**DATASET EXTRACT**
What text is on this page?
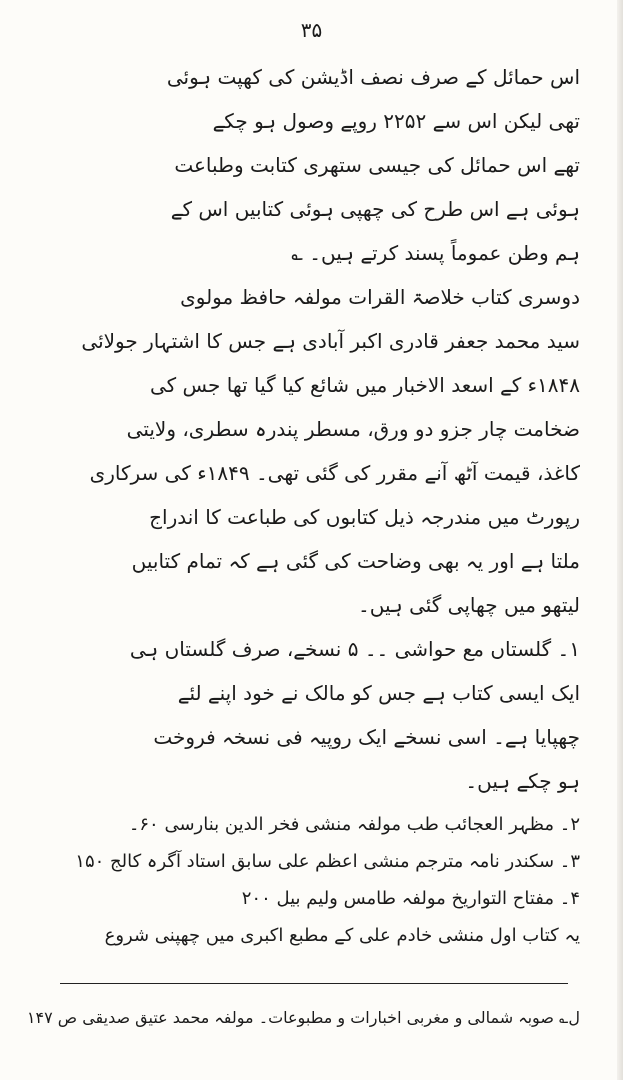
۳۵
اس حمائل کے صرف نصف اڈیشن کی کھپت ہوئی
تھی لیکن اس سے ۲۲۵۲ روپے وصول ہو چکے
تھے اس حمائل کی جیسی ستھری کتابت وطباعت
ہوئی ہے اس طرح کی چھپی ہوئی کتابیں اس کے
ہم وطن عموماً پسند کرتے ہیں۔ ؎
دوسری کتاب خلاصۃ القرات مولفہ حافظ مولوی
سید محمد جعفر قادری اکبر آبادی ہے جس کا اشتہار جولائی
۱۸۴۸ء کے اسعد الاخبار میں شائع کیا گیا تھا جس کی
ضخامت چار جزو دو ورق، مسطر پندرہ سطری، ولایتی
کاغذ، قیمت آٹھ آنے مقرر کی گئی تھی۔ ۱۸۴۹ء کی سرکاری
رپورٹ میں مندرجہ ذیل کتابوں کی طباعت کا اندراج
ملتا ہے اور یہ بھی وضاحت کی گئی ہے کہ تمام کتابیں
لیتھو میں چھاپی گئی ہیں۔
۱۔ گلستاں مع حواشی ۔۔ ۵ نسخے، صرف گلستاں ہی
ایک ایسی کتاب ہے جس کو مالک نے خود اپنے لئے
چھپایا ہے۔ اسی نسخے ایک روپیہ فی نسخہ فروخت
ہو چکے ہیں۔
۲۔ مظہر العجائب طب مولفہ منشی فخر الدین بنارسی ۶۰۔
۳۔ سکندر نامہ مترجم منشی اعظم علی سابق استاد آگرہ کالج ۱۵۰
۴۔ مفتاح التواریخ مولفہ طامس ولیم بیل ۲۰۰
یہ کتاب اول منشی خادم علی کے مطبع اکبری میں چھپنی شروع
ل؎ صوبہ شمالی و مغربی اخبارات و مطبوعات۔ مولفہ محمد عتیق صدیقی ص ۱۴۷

**REQUEST**
In the copy, include no pictures; restate the listing above exactly.

**TASK ANSWER**
What text is on this page?
۳۵
اس حمائل کے صرف نصف اڈیشن کی کھپت ہوئی
تھی لیکن اس سے ۲۲۵۲ روپے وصول ہو چکے
تھے اس حمائل کی جیسی ستھری کتابت وطباعت
ہوئی ہے اس طرح کی چھپی ہوئی کتابیں اس کے
ہم وطن عموماً پسند کرتے ہیں۔ ؎
دوسری کتاب خلاصۃ القرات مولفہ حافظ مولوی
سید محمد جعفر قادری اکبر آبادی ہے جس کا اشتہار جولائی
۱۸۴۸ء کے اسعد الاخبار میں شائع کیا گیا تھا جس کی
ضخامت چار جزو دو ورق، مسطر پندرہ سطری، ولایتی
کاغذ، قیمت آٹھ آنے مقرر کی گئی تھی۔ ۱۸۴۹ء کی سرکاری
رپورٹ میں مندرجہ ذیل کتابوں کی طباعت کا اندراج
ملتا ہے اور یہ بھی وضاحت کی گئی ہے کہ تمام کتابیں
لیتھو میں چھاپی گئی ہیں۔
۱۔ گلستاں مع حواشی ۔۔ ۵ نسخے، صرف گلستاں ہی
ایک ایسی کتاب ہے جس کو مالک نے خود اپنے لئے
چھپایا ہے۔ اسی نسخے ایک روپیہ فی نسخہ فروخت
ہو چکے ہیں۔
۲۔ مظہر العجائب طب مولفہ منشی فخر الدین بنارسی ۶۰۔
۳۔ سکندر نامہ مترجم منشی اعظم علی سابق استاد آگرہ کالج ۱۵۰
۴۔ مفتاح التواریخ مولفہ طامس ولیم بیل ۲۰۰
یہ کتاب اول منشی خادم علی کے مطبع اکبری میں چھپنی شروع
ل؎ صوبہ شمالی و مغربی اخبارات و مطبوعات۔ مولفہ محمد عتیق صدیقی ص ۱۴۷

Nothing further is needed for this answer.